---------- Given records

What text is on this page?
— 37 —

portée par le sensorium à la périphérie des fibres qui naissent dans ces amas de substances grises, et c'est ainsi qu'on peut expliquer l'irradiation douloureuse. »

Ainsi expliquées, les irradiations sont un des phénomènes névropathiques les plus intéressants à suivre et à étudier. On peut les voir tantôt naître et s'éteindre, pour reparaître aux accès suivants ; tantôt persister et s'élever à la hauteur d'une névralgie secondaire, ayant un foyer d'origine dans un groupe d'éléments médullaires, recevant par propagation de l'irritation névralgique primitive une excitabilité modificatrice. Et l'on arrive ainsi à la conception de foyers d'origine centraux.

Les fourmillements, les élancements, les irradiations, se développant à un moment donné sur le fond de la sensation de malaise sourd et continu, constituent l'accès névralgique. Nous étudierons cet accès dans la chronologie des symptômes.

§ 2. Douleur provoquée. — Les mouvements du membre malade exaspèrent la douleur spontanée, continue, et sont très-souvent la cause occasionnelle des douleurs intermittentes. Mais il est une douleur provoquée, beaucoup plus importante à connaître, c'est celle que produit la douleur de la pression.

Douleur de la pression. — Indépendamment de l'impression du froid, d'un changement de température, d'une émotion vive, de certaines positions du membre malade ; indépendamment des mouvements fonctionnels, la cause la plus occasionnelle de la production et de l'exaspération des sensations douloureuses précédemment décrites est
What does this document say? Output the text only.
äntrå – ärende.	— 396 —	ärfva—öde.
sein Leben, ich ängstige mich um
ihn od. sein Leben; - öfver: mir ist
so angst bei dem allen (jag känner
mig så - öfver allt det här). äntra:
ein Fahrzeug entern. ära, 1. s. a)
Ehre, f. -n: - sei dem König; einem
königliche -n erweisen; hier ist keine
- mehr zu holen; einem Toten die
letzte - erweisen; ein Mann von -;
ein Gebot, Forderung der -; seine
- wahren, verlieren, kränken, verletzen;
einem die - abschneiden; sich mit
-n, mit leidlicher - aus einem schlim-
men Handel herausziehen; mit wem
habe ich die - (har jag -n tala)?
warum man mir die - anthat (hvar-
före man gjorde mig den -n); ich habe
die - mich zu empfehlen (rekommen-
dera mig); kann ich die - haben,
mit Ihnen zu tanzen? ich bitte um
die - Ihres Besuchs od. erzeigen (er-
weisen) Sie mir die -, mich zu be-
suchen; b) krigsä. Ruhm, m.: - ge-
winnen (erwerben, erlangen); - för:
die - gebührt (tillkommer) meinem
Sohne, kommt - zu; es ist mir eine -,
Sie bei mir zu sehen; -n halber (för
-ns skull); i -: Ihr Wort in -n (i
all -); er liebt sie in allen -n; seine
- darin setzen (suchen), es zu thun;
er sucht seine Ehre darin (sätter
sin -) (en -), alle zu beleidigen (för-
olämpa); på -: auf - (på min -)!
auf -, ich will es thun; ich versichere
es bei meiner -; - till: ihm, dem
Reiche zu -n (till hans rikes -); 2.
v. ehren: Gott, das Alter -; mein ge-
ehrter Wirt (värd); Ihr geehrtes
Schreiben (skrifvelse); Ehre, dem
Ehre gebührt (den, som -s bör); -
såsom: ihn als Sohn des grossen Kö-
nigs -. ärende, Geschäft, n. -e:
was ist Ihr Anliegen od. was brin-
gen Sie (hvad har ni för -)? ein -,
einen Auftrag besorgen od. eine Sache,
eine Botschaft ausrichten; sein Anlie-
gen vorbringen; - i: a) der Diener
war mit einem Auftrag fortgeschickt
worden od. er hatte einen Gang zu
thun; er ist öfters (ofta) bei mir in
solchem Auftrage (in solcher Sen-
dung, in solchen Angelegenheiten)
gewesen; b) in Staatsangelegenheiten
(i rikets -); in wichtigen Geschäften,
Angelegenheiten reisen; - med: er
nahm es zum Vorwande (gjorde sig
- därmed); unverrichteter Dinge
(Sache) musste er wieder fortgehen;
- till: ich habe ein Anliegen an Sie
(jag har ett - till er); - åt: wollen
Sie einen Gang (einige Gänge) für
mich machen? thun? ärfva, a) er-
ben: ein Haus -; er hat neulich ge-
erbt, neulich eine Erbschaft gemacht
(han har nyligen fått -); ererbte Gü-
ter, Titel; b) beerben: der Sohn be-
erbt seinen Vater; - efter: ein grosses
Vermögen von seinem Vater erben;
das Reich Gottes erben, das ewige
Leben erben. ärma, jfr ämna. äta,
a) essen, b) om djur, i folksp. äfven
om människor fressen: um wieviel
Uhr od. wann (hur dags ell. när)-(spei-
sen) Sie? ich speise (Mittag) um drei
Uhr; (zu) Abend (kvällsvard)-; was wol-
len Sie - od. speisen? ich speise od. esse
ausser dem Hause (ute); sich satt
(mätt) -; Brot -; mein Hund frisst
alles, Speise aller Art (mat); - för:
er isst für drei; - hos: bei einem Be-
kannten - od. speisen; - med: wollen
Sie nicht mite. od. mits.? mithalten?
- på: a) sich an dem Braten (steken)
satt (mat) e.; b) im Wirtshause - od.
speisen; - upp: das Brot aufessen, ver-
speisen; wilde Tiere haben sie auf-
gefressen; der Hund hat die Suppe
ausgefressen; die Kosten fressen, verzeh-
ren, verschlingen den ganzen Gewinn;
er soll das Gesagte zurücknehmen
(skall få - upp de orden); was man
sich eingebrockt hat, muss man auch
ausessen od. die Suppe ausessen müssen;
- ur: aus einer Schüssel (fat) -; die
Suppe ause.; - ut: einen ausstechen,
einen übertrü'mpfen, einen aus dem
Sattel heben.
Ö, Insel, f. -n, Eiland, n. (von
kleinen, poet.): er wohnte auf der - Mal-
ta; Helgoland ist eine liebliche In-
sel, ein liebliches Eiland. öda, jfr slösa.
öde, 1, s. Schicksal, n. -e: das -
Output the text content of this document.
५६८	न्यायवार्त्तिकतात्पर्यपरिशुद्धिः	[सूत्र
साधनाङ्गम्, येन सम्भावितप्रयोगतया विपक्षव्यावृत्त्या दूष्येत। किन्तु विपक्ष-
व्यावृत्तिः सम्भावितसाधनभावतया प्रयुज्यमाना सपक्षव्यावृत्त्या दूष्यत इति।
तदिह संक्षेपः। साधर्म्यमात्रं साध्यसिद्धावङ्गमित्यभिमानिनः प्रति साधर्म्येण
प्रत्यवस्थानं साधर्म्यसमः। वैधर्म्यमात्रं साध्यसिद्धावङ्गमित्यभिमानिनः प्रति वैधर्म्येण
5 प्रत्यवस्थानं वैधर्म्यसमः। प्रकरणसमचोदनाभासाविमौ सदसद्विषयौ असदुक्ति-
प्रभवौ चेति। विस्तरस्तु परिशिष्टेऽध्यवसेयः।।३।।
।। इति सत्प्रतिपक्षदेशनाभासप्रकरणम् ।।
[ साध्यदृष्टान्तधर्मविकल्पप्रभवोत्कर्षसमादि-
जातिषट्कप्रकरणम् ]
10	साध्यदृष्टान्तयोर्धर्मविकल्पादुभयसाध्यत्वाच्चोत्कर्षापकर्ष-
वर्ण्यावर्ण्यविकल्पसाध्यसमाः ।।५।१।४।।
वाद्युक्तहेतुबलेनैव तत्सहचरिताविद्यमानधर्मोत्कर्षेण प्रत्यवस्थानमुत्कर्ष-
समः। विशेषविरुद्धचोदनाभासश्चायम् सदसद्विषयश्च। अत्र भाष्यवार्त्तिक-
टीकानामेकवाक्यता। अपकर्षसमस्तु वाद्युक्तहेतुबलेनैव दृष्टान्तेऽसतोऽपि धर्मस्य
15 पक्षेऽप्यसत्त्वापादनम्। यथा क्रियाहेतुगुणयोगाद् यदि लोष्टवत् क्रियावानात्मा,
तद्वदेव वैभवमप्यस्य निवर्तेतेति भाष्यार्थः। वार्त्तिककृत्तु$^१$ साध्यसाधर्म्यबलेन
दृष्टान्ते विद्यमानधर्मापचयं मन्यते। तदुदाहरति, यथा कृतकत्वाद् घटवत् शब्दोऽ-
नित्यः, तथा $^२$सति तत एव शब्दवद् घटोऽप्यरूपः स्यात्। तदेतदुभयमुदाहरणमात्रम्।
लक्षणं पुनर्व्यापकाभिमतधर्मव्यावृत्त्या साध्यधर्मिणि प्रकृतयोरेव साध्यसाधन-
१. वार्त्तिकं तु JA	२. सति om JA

--------------------

Problem to work on =
Report the number of lines holding the string "erweisen", without any other words.

Exercise solution =
2